-- WHAT YOU NEED TO DO --
Reproduce the complete listing without any deviation.

####

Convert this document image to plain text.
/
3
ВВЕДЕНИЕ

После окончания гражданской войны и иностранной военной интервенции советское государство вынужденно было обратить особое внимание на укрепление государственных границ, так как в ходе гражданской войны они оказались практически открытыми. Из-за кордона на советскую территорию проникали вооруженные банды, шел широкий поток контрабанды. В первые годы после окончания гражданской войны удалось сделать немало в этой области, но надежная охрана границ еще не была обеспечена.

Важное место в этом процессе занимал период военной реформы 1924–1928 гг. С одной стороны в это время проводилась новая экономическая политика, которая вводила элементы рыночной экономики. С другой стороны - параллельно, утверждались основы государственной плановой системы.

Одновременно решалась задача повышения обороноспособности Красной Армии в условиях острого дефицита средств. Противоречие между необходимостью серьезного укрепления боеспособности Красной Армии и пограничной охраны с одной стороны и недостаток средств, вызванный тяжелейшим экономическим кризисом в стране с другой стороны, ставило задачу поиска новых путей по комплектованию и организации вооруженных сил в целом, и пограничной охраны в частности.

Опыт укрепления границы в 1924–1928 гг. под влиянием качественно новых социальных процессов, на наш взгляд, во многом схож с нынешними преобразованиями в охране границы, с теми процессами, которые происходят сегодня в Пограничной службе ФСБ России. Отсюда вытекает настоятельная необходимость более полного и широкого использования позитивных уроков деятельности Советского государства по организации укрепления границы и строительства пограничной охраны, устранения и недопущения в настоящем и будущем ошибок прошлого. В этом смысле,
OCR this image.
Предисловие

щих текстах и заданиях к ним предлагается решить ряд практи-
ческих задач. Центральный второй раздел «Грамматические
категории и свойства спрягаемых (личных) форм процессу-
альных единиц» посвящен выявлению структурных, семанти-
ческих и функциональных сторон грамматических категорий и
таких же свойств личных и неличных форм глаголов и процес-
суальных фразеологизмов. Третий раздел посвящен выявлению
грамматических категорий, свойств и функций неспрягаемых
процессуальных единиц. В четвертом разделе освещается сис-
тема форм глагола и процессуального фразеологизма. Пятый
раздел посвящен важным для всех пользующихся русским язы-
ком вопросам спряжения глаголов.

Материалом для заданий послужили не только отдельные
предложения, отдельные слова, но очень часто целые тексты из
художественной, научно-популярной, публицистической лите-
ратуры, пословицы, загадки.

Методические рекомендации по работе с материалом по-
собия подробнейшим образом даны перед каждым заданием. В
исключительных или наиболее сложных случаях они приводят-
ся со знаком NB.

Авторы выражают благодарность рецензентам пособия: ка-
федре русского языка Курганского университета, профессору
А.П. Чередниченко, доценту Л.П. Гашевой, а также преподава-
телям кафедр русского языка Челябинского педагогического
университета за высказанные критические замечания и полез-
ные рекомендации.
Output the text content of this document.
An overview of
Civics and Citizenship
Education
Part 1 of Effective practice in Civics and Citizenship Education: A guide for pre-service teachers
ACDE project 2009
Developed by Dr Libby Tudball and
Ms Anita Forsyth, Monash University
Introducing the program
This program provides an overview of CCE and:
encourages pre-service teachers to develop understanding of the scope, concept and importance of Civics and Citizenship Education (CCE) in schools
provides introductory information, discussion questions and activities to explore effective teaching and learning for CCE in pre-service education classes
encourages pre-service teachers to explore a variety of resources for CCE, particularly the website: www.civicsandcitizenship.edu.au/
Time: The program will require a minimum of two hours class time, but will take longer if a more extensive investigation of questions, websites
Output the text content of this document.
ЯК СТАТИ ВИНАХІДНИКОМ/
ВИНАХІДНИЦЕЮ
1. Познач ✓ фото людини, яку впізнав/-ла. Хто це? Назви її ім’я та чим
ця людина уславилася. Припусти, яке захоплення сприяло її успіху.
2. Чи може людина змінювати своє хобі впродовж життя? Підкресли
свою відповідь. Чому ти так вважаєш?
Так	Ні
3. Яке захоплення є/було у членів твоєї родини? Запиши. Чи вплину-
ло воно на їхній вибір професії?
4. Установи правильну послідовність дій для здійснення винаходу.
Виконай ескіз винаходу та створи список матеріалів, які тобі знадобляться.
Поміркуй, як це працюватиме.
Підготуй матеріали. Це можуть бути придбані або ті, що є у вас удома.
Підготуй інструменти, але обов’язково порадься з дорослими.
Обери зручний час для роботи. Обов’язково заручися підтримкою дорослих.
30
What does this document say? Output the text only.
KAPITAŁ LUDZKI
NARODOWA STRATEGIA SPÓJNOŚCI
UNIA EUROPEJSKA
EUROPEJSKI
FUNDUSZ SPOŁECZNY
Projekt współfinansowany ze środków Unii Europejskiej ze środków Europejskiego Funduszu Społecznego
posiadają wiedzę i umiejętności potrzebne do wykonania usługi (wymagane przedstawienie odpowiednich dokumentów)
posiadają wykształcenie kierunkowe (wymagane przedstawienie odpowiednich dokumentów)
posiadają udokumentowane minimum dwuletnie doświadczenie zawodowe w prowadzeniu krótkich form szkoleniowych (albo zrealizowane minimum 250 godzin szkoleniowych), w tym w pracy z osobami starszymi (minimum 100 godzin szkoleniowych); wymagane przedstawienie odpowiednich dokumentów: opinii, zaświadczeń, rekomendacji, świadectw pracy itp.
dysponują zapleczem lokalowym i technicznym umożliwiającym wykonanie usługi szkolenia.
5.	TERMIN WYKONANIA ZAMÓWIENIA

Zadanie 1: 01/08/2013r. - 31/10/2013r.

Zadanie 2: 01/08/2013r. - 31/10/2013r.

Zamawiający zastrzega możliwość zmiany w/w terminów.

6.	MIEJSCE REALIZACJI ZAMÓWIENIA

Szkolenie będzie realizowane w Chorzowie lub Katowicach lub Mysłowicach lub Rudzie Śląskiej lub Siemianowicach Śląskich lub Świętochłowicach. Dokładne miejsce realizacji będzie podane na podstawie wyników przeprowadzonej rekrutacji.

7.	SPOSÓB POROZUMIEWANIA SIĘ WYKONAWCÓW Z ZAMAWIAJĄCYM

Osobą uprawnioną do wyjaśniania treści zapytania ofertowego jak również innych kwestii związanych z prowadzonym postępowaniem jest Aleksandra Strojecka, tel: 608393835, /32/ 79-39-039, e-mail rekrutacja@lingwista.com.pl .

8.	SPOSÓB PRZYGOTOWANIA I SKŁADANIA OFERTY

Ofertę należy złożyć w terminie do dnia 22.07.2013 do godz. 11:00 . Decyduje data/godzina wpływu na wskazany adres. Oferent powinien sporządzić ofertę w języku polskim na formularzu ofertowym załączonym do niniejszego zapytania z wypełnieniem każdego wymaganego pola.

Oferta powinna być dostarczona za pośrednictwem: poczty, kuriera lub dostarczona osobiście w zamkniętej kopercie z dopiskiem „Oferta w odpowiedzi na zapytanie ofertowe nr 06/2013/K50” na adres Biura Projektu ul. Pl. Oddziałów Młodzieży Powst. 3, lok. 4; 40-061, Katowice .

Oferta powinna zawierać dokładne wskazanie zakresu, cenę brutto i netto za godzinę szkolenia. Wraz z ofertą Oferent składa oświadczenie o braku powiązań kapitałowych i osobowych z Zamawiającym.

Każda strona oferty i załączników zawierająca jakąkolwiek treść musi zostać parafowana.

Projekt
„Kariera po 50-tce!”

####

-- COMPLETED EXERCISE --
Convert this document image to plain text.
/
3
ВВЕДЕНИЕ

После окончания гражданской войны и иностранной военной интервенции советское государство вынужденно было обратить особое внимание на укрепление государственных границ, так как в ходе гражданской войны они оказались практически открытыми. Из-за кордона на советскую территорию проникали вооруженные банды, шел широкий поток контрабанды. В первые годы после окончания гражданской войны удалось сделать немало в этой области, но надежная охрана границ еще не была обеспечена.

Важное место в этом процессе занимал период военной реформы 1924–1928 гг. С одной стороны в это время проводилась новая экономическая политика, которая вводила элементы рыночной экономики. С другой стороны - параллельно, утверждались основы государственной плановой системы.

Одновременно решалась задача повышения обороноспособности Красной Армии в условиях острого дефицита средств. Противоречие между необходимостью серьезного укрепления боеспособности Красной Армии и пограничной охраны с одной стороны и недостаток средств, вызванный тяжелейшим экономическим кризисом в стране с другой стороны, ставило задачу поиска новых путей по комплектованию и организации вооруженных сил в целом, и пограничной охраны в частности.

Опыт укрепления границы в 1924–1928 гг. под влиянием качественно новых социальных процессов, на наш взгляд, во многом схож с нынешними преобразованиями в охране границы, с теми процессами, которые происходят сегодня в Пограничной службе ФСБ России. Отсюда вытекает настоятельная необходимость более полного и широкого использования позитивных уроков деятельности Советского государства по организации укрепления границы и строительства пограничной охраны, устранения и недопущения в настоящем и будущем ошибок прошлого. В этом смысле,
OCR this image.
Предисловие

щих текстах и заданиях к ним предлагается решить ряд практи-
ческих задач. Центральный второй раздел «Грамматические
категории и свойства спрягаемых (личных) форм процессу-
альных единиц» посвящен выявлению структурных, семанти-
ческих и функциональных сторон грамматических категорий и
таких же свойств личных и неличных форм глаголов и процес-
суальных фразеологизмов. Третий раздел посвящен выявлению
грамматических категорий, свойств и функций неспрягаемых
процессуальных единиц. В четвертом разделе освещается сис-
тема форм глагола и процессуального фразеологизма. Пятый
раздел посвящен важным для всех пользующихся русским язы-
ком вопросам спряжения глаголов.

Материалом для заданий послужили не только отдельные
предложения, отдельные слова, но очень часто целые тексты из
художественной, научно-популярной, публицистической лите-
ратуры, пословицы, загадки.

Методические рекомендации по работе с материалом по-
собия подробнейшим образом даны перед каждым заданием. В
исключительных или наиболее сложных случаях они приводят-
ся со знаком NB.

Авторы выражают благодарность рецензентам пособия: ка-
федре русского языка Курганского университета, профессору
А.П. Чередниченко, доценту Л.П. Гашевой, а также преподава-
телям кафедр русского языка Челябинского педагогического
университета за высказанные критические замечания и полез-
ные рекомендации.
Output the text content of this document.
An overview of
Civics and Citizenship
Education
Part 1 of Effective practice in Civics and Citizenship Education: A guide for pre-service teachers
ACDE project 2009
Developed by Dr Libby Tudball and
Ms Anita Forsyth, Monash University
Introducing the program
This program provides an overview of CCE and:
encourages pre-service teachers to develop understanding of the scope, concept and importance of Civics and Citizenship Education (CCE) in schools
provides introductory information, discussion questions and activities to explore effective teaching and learning for CCE in pre-service education classes
encourages pre-service teachers to explore a variety of resources for CCE, particularly the website: www.civicsandcitizenship.edu.au/
Time: The program will require a minimum of two hours class time, but will take longer if a more extensive investigation of questions, websites
Output the text content of this document.
ЯК СТАТИ ВИНАХІДНИКОМ/
ВИНАХІДНИЦЕЮ
1. Познач ✓ фото людини, яку впізнав/-ла. Хто це? Назви її ім’я та чим
ця людина уславилася. Припусти, яке захоплення сприяло її успіху.
2. Чи може людина змінювати своє хобі впродовж життя? Підкресли
свою відповідь. Чому ти так вважаєш?
Так	Ні
3. Яке захоплення є/було у членів твоєї родини? Запиши. Чи вплину-
ло воно на їхній вибір професії?
4. Установи правильну послідовність дій для здійснення винаходу.
Виконай ескіз винаходу та створи список матеріалів, які тобі знадобляться.
Поміркуй, як це працюватиме.
Підготуй матеріали. Це можуть бути придбані або ті, що є у вас удома.
Підготуй інструменти, але обов’язково порадься з дорослими.
Обери зручний час для роботи. Обов’язково заручися підтримкою дорослих.
30
What does this document say? Output the text only.
KAPITAŁ LUDZKI
NARODOWA STRATEGIA SPÓJNOŚCI
UNIA EUROPEJSKA
EUROPEJSKI
FUNDUSZ SPOŁECZNY
Projekt współfinansowany ze środków Unii Europejskiej ze środków Europejskiego Funduszu Społecznego
posiadają wiedzę i umiejętności potrzebne do wykonania usługi (wymagane przedstawienie odpowiednich dokumentów)
posiadają wykształcenie kierunkowe (wymagane przedstawienie odpowiednich dokumentów)
posiadają udokumentowane minimum dwuletnie doświadczenie zawodowe w prowadzeniu krótkich form szkoleniowych (albo zrealizowane minimum 250 godzin szkoleniowych), w tym w pracy z osobami starszymi (minimum 100 godzin szkoleniowych); wymagane przedstawienie odpowiednich dokumentów: opinii, zaświadczeń, rekomendacji, świadectw pracy itp.
dysponują zapleczem lokalowym i technicznym umożliwiającym wykonanie usługi szkolenia.
5.	TERMIN WYKONANIA ZAMÓWIENIA

Zadanie 1: 01/08/2013r. - 31/10/2013r.

Zadanie 2: 01/08/2013r. - 31/10/2013r.

Zamawiający zastrzega możliwość zmiany w/w terminów.

6.	MIEJSCE REALIZACJI ZAMÓWIENIA

Szkolenie będzie realizowane w Chorzowie lub Katowicach lub Mysłowicach lub Rudzie Śląskiej lub Siemianowicach Śląskich lub Świętochłowicach. Dokładne miejsce realizacji będzie podane na podstawie wyników przeprowadzonej rekrutacji.

7.	SPOSÓB POROZUMIEWANIA SIĘ WYKONAWCÓW Z ZAMAWIAJĄCYM

Osobą uprawnioną do wyjaśniania treści zapytania ofertowego jak również innych kwestii związanych z prowadzonym postępowaniem jest Aleksandra Strojecka, tel: 608393835, /32/ 79-39-039, e-mail rekrutacja@lingwista.com.pl .

8.	SPOSÓB PRZYGOTOWANIA I SKŁADANIA OFERTY

Ofertę należy złożyć w terminie do dnia 22.07.2013 do godz. 11:00 . Decyduje data/godzina wpływu na wskazany adres. Oferent powinien sporządzić ofertę w języku polskim na formularzu ofertowym załączonym do niniejszego zapytania z wypełnieniem każdego wymaganego pola.

Oferta powinna być dostarczona za pośrednictwem: poczty, kuriera lub dostarczona osobiście w zamkniętej kopercie z dopiskiem „Oferta w odpowiedzi na zapytanie ofertowe nr 06/2013/K50” na adres Biura Projektu ul. Pl. Oddziałów Młodzieży Powst. 3, lok. 4; 40-061, Katowice .

Oferta powinna zawierać dokładne wskazanie zakresu, cenę brutto i netto za godzinę szkolenia. Wraz z ofertą Oferent składa oświadczenie o braku powiązań kapitałowych i osobowych z Zamawiającym.

Każda strona oferty i załączników zawierająca jakąkolwiek treść musi zostać parafowana.

Projekt
„Kariera po 50-tce!”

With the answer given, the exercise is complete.